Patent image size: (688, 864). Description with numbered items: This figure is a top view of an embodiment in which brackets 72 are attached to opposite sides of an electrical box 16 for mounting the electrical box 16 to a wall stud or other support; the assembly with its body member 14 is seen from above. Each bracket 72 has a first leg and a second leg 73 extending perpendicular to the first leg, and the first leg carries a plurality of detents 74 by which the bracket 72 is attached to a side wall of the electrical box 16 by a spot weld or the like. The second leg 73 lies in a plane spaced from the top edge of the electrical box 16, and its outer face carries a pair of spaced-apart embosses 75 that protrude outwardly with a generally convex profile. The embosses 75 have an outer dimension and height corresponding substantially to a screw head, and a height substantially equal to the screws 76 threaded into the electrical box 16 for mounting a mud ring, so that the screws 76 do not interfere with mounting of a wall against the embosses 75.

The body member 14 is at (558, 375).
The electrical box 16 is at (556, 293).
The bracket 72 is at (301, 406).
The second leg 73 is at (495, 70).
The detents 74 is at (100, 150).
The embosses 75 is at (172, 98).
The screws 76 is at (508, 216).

· · · · ·

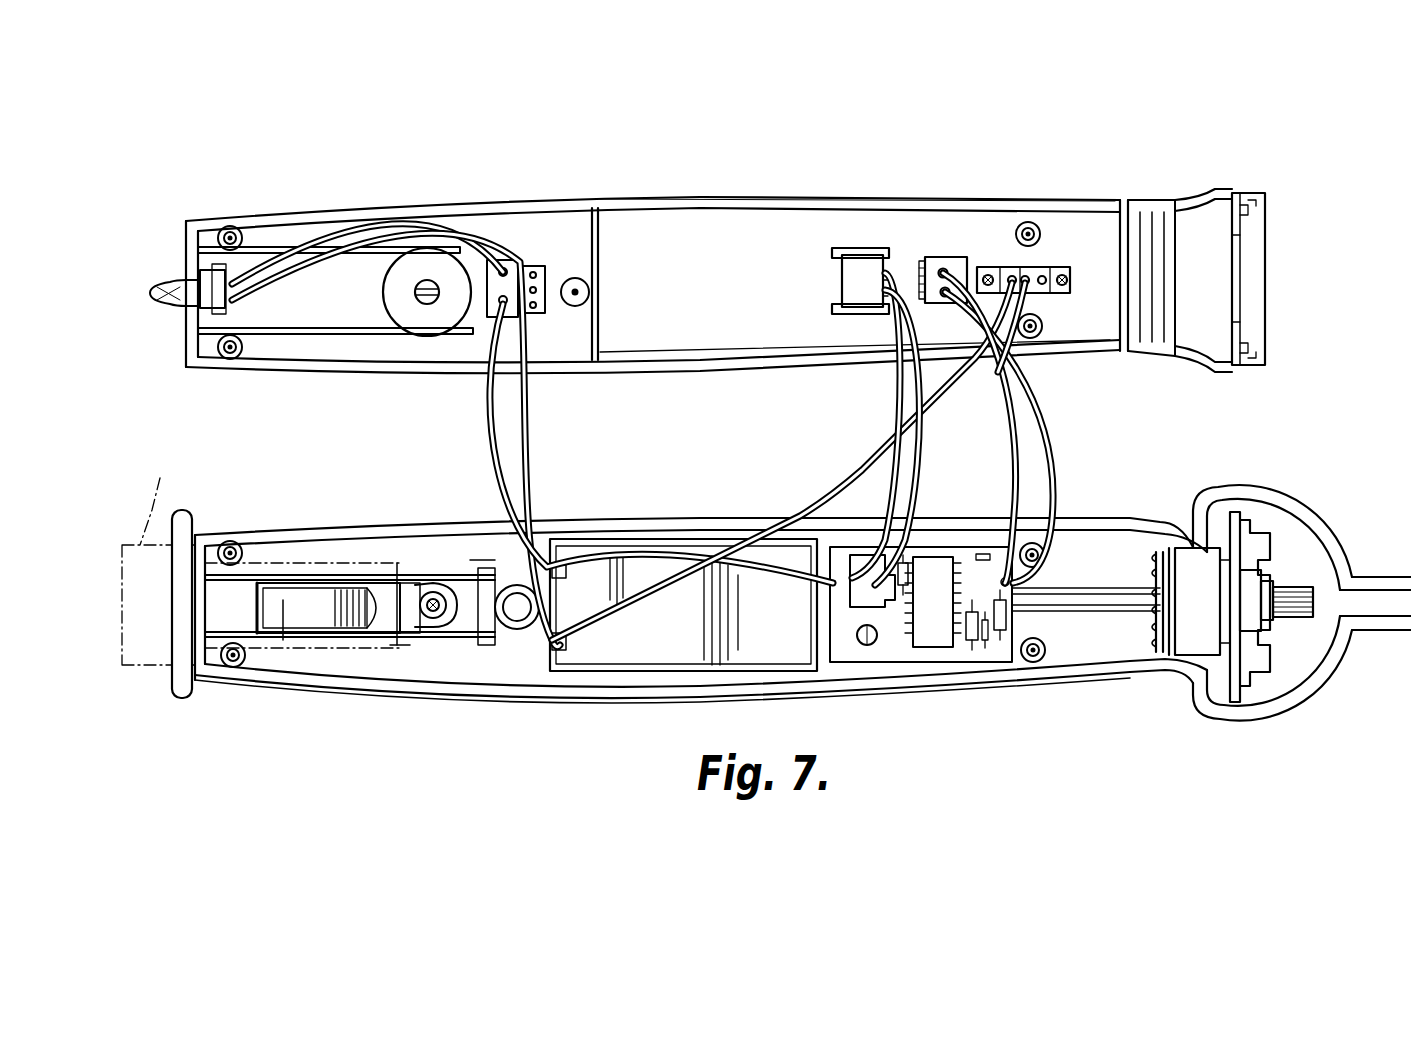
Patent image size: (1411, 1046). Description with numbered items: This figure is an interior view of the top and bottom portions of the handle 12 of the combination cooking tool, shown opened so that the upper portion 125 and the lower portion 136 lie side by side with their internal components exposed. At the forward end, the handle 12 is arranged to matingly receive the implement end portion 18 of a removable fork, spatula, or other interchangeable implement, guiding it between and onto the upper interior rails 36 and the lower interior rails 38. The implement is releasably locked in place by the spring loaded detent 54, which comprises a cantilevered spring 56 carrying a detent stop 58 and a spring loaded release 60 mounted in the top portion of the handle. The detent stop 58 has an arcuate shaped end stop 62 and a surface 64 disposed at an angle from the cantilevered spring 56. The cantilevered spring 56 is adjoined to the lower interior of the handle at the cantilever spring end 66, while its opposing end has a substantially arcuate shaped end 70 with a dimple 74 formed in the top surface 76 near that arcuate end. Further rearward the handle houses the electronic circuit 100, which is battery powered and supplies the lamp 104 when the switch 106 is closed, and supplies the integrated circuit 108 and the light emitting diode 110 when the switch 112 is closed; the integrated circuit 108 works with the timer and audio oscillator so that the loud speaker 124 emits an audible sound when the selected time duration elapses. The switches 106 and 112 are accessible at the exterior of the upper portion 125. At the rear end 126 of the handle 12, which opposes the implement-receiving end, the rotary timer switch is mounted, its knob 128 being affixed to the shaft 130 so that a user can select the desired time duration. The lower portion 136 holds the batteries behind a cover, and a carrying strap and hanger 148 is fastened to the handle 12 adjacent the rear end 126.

· · · · ·

SET TASK -> Rewrite the lines from the one with "Patent image size: (688, 864)." to the one with "The screws 76 is at (508, 216)." as a numbered list, including both of those lines and omitting any blank lines.

SOLUTION TO THIS TASK ->
1. Patent image size: (688, 864). Description with numbered items: This figure is a top view of an embodiment in which brackets 72 are attached to opposite sides of an electrical box 16 for mounting the electrical box 16 to a wall stud or other support; the assembly with its body member 14 is seen from above. Each bracket 72 has a first leg and a second leg 73 extending perpendicular to the first leg, and the first leg carries a plurality of detents 74 by which the bracket 72 is attached to a side wall of the electrical box 16 by a spot weld or the like. The second leg 73 lies in a plane spaced from the top edge of the electrical box 16, and its outer face carries a pair of spaced-apart embosses 75 that protrude outwardly with a generally convex profile. The embosses 75 have an outer dimension and height corresponding substantially to a screw head, and a height substantially equal to the screws 76 threaded into the electrical box 16 for mounting a mud ring, so that the screws 76 do not interfere with mounting of a wall against the embosses 75.
2. The body member 14 is at (558, 375).
3. The electrical box 16 is at (556, 293).
4. The bracket 72 is at (301, 406).
5. The second leg 73 is at (495, 70).
6. The detents 74 is at (100, 150).
7. The embosses 75 is at (172, 98).
8. The screws 76 is at (508, 216).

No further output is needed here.